Data records:
........

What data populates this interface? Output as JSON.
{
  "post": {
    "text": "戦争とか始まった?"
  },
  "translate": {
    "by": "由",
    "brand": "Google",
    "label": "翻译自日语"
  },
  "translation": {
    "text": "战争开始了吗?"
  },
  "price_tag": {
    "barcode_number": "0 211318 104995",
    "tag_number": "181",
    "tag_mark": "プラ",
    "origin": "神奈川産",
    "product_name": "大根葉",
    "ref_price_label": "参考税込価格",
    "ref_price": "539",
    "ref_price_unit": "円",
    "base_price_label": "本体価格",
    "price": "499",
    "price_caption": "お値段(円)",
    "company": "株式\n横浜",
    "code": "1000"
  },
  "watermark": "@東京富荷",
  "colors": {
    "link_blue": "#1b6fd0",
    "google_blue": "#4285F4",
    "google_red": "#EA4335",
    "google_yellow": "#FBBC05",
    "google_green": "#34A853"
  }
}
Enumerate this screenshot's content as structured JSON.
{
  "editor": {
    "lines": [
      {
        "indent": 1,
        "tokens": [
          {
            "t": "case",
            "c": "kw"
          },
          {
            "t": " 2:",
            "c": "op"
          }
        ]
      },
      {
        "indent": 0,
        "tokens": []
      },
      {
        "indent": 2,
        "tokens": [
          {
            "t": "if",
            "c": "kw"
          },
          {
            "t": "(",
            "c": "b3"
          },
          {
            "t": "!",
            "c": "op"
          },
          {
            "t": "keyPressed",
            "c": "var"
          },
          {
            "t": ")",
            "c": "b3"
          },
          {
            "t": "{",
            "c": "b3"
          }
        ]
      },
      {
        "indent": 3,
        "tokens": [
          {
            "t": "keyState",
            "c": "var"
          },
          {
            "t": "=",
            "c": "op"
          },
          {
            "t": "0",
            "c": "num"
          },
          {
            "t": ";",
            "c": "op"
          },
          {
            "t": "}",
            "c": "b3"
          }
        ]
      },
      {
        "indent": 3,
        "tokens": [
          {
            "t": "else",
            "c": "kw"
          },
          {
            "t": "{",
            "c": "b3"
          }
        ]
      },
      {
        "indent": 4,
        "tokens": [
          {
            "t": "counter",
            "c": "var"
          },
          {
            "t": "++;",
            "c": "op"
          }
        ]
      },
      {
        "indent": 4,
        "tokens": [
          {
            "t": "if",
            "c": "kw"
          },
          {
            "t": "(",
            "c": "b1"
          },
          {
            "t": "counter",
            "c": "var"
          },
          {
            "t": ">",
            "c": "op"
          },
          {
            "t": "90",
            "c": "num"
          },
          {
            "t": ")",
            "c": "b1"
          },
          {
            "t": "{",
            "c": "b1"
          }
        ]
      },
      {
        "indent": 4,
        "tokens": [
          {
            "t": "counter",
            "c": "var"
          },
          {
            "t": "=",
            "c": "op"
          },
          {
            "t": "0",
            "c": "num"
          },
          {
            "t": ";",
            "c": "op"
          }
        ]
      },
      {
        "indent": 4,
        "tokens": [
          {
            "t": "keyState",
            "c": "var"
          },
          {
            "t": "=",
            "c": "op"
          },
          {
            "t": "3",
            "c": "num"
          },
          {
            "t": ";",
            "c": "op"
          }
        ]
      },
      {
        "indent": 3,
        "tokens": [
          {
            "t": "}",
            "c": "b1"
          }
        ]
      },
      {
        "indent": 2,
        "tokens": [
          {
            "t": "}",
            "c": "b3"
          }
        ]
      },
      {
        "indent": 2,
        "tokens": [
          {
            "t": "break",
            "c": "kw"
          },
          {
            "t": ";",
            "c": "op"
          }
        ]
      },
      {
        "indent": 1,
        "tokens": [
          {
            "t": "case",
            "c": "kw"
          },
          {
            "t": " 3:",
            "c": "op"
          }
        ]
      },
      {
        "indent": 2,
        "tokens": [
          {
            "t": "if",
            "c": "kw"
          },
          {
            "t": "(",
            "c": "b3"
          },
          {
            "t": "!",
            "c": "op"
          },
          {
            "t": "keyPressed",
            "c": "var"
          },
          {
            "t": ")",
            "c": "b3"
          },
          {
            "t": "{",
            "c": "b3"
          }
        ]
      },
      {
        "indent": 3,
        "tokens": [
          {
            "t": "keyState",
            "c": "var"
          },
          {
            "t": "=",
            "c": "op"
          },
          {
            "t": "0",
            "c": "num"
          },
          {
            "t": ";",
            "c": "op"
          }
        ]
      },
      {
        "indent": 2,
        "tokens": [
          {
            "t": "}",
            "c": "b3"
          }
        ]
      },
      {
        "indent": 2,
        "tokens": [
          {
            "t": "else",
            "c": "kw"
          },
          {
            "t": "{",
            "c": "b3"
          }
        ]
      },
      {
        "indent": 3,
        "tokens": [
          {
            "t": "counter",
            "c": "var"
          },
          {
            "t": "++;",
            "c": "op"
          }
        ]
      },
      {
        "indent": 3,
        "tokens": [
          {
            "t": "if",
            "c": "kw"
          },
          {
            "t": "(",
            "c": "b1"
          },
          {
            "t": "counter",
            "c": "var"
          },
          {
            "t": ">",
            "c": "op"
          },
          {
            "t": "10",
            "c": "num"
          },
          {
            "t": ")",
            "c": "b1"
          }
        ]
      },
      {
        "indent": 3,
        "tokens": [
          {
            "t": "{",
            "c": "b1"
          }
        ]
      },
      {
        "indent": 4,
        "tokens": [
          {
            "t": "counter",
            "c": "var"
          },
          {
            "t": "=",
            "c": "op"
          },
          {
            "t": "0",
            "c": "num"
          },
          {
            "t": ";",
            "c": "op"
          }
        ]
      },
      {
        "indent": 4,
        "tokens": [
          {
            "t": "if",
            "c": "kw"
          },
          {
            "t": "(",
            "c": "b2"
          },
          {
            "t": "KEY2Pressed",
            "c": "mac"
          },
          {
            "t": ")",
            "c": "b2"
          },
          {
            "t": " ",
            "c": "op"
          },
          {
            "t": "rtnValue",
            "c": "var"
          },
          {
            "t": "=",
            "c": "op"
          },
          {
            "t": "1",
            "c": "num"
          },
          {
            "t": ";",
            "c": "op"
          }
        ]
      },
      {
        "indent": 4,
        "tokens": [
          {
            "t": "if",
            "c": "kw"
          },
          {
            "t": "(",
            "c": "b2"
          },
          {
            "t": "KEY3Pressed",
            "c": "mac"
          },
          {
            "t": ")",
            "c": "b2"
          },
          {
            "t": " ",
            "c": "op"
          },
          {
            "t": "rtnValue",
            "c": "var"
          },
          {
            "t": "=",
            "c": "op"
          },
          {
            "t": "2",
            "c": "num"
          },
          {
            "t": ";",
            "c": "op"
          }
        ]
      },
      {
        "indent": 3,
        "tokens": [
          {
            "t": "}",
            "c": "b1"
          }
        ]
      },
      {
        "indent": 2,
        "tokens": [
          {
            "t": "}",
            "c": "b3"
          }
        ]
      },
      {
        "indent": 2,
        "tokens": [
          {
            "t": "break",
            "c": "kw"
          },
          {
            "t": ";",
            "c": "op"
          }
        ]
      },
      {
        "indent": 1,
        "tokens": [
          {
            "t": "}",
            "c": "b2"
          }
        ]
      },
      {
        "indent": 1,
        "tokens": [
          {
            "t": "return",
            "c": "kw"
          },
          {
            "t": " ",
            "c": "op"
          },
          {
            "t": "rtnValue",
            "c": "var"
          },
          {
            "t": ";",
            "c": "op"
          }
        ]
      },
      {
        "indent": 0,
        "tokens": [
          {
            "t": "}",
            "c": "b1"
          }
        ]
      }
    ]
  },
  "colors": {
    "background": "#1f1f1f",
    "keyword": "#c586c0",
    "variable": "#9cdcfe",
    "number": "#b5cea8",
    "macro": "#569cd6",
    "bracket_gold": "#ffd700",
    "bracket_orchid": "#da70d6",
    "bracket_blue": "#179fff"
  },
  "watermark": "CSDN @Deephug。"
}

........

What the task requires
Restate the listing in full, word for word.

The reply
What data populates this interface? Output as JSON.
{
  "post": {
    "text": "戦争とか始まった?"
  },
  "translate": {
    "by": "由",
    "brand": "Google",
    "label": "翻译自日语"
  },
  "translation": {
    "text": "战争开始了吗?"
  },
  "price_tag": {
    "barcode_number": "0 211318 104995",
    "tag_number": "181",
    "tag_mark": "プラ",
    "origin": "神奈川産",
    "product_name": "大根葉",
    "ref_price_label": "参考税込価格",
    "ref_price": "539",
    "ref_price_unit": "円",
    "base_price_label": "本体価格",
    "price": "499",
    "price_caption": "お値段(円)",
    "company": "株式\n横浜",
    "code": "1000"
  },
  "watermark": "@東京富荷",
  "colors": {
    "link_blue": "#1b6fd0",
    "google_blue": "#4285F4",
    "google_red": "#EA4335",
    "google_yellow": "#FBBC05",
    "google_green": "#34A853"
  }
}
Enumerate this screenshot's content as structured JSON.
{
  "editor": {
    "lines": [
      {
        "indent": 1,
        "tokens": [
          {
            "t": "case",
            "c": "kw"
          },
          {
            "t": " 2:",
            "c": "op"
          }
        ]
      },
      {
        "indent": 0,
        "tokens": []
      },
      {
        "indent": 2,
        "tokens": [
          {
            "t": "if",
            "c": "kw"
          },
          {
            "t": "(",
            "c": "b3"
          },
          {
            "t": "!",
            "c": "op"
          },
          {
            "t": "keyPressed",
            "c": "var"
          },
          {
            "t": ")",
            "c": "b3"
          },
          {
            "t": "{",
            "c": "b3"
          }
        ]
      },
      {
        "indent": 3,
        "tokens": [
          {
            "t": "keyState",
            "c": "var"
          },
          {
            "t": "=",
            "c": "op"
          },
          {
            "t": "0",
            "c": "num"
          },
          {
            "t": ";",
            "c": "op"
          },
          {
            "t": "}",
            "c": "b3"
          }
        ]
      },
      {
        "indent": 3,
        "tokens": [
          {
            "t": "else",
            "c": "kw"
          },
          {
            "t": "{",
            "c": "b3"
          }
        ]
      },
      {
        "indent": 4,
        "tokens": [
          {
            "t": "counter",
            "c": "var"
          },
          {
            "t": "++;",
            "c": "op"
          }
        ]
      },
      {
        "indent": 4,
        "tokens": [
          {
            "t": "if",
            "c": "kw"
          },
          {
            "t": "(",
            "c": "b1"
          },
          {
            "t": "counter",
            "c": "var"
          },
          {
            "t": ">",
            "c": "op"
          },
          {
            "t": "90",
            "c": "num"
          },
          {
            "t": ")",
            "c": "b1"
          },
          {
            "t": "{",
            "c": "b1"
          }
        ]
      },
      {
        "indent": 4,
        "tokens": [
          {
            "t": "counter",
            "c": "var"
          },
          {
            "t": "=",
            "c": "op"
          },
          {
            "t": "0",
            "c": "num"
          },
          {
            "t": ";",
            "c": "op"
          }
        ]
      },
      {
        "indent": 4,
        "tokens": [
          {
            "t": "keyState",
            "c": "var"
          },
          {
            "t": "=",
            "c": "op"
          },
          {
            "t": "3",
            "c": "num"
          },
          {
            "t": ";",
            "c": "op"
          }
        ]
      },
      {
        "indent": 3,
        "tokens": [
          {
            "t": "}",
            "c": "b1"
          }
        ]
      },
      {
        "indent": 2,
        "tokens": [
          {
            "t": "}",
            "c": "b3"
          }
        ]
      },
      {
        "indent": 2,
        "tokens": [
          {
            "t": "break",
            "c": "kw"
          },
          {
            "t": ";",
            "c": "op"
          }
        ]
      },
      {
        "indent": 1,
        "tokens": [
          {
            "t": "case",
            "c": "kw"
          },
          {
            "t": " 3:",
            "c": "op"
          }
        ]
      },
      {
        "indent": 2,
        "tokens": [
          {
            "t": "if",
            "c": "kw"
          },
          {
            "t": "(",
            "c": "b3"
          },
          {
            "t": "!",
            "c": "op"
          },
          {
            "t": "keyPressed",
            "c": "var"
          },
          {
            "t": ")",
            "c": "b3"
          },
          {
            "t": "{",
            "c": "b3"
          }
        ]
      },
      {
        "indent": 3,
        "tokens": [
          {
            "t": "keyState",
            "c": "var"
          },
          {
            "t": "=",
            "c": "op"
          },
          {
            "t": "0",
            "c": "num"
          },
          {
            "t": ";",
            "c": "op"
          }
        ]
      },
      {
        "indent": 2,
        "tokens": [
          {
            "t": "}",
            "c": "b3"
          }
        ]
      },
      {
        "indent": 2,
        "tokens": [
          {
            "t": "else",
            "c": "kw"
          },
          {
            "t": "{",
            "c": "b3"
          }
        ]
      },
      {
        "indent": 3,
        "tokens": [
          {
            "t": "counter",
            "c": "var"
          },
          {
            "t": "++;",
            "c": "op"
          }
        ]
      },
      {
        "indent": 3,
        "tokens": [
          {
            "t": "if",
            "c": "kw"
          },
          {
            "t": "(",
            "c": "b1"
          },
          {
            "t": "counter",
            "c": "var"
          },
          {
            "t": ">",
            "c": "op"
          },
          {
            "t": "10",
            "c": "num"
          },
          {
            "t": ")",
            "c": "b1"
          }
        ]
      },
      {
        "indent": 3,
        "tokens": [
          {
            "t": "{",
            "c": "b1"
          }
        ]
      },
      {
        "indent": 4,
        "tokens": [
          {
            "t": "counter",
            "c": "var"
          },
          {
            "t": "=",
            "c": "op"
          },
          {
            "t": "0",
            "c": "num"
          },
          {
            "t": ";",
            "c": "op"
          }
        ]
      },
      {
        "indent": 4,
        "tokens": [
          {
            "t": "if",
            "c": "kw"
          },
          {
            "t": "(",
            "c": "b2"
          },
          {
            "t": "KEY2Pressed",
            "c": "mac"
          },
          {
            "t": ")",
            "c": "b2"
          },
          {
            "t": " ",
            "c": "op"
          },
          {
            "t": "rtnValue",
            "c": "var"
          },
          {
            "t": "=",
            "c": "op"
          },
          {
            "t": "1",
            "c": "num"
          },
          {
            "t": ";",
            "c": "op"
          }
        ]
      },
      {
        "indent": 4,
        "tokens": [
          {
            "t": "if",
            "c": "kw"
          },
          {
            "t": "(",
            "c": "b2"
          },
          {
            "t": "KEY3Pressed",
            "c": "mac"
          },
          {
            "t": ")",
            "c": "b2"
          },
          {
            "t": " ",
            "c": "op"
          },
          {
            "t": "rtnValue",
            "c": "var"
          },
          {
            "t": "=",
            "c": "op"
          },
          {
            "t": "2",
            "c": "num"
          },
          {
            "t": ";",
            "c": "op"
          }
        ]
      },
      {
        "indent": 3,
        "tokens": [
          {
            "t": "}",
            "c": "b1"
          }
        ]
      },
      {
        "indent": 2,
        "tokens": [
          {
            "t": "}",
            "c": "b3"
          }
        ]
      },
      {
        "indent": 2,
        "tokens": [
          {
            "t": "break",
            "c": "kw"
          },
          {
            "t": ";",
            "c": "op"
          }
        ]
      },
      {
        "indent": 1,
        "tokens": [
          {
            "t": "}",
            "c": "b2"
          }
        ]
      },
      {
        "indent": 1,
        "tokens": [
          {
            "t": "return",
            "c": "kw"
          },
          {
            "t": " ",
            "c": "op"
          },
          {
            "t": "rtnValue",
            "c": "var"
          },
          {
            "t": ";",
            "c": "op"
          }
        ]
      },
      {
        "indent": 0,
        "tokens": [
          {
            "t": "}",
            "c": "b1"
          }
        ]
      }
    ]
  },
  "colors": {
    "background": "#1f1f1f",
    "keyword": "#c586c0",
    "variable": "#9cdcfe",
    "number": "#b5cea8",
    "macro": "#569cd6",
    "bracket_gold": "#ffd700",
    "bracket_orchid": "#da70d6",
    "bracket_blue": "#179fff"
  },
  "watermark": "CSDN @Deephug。"
}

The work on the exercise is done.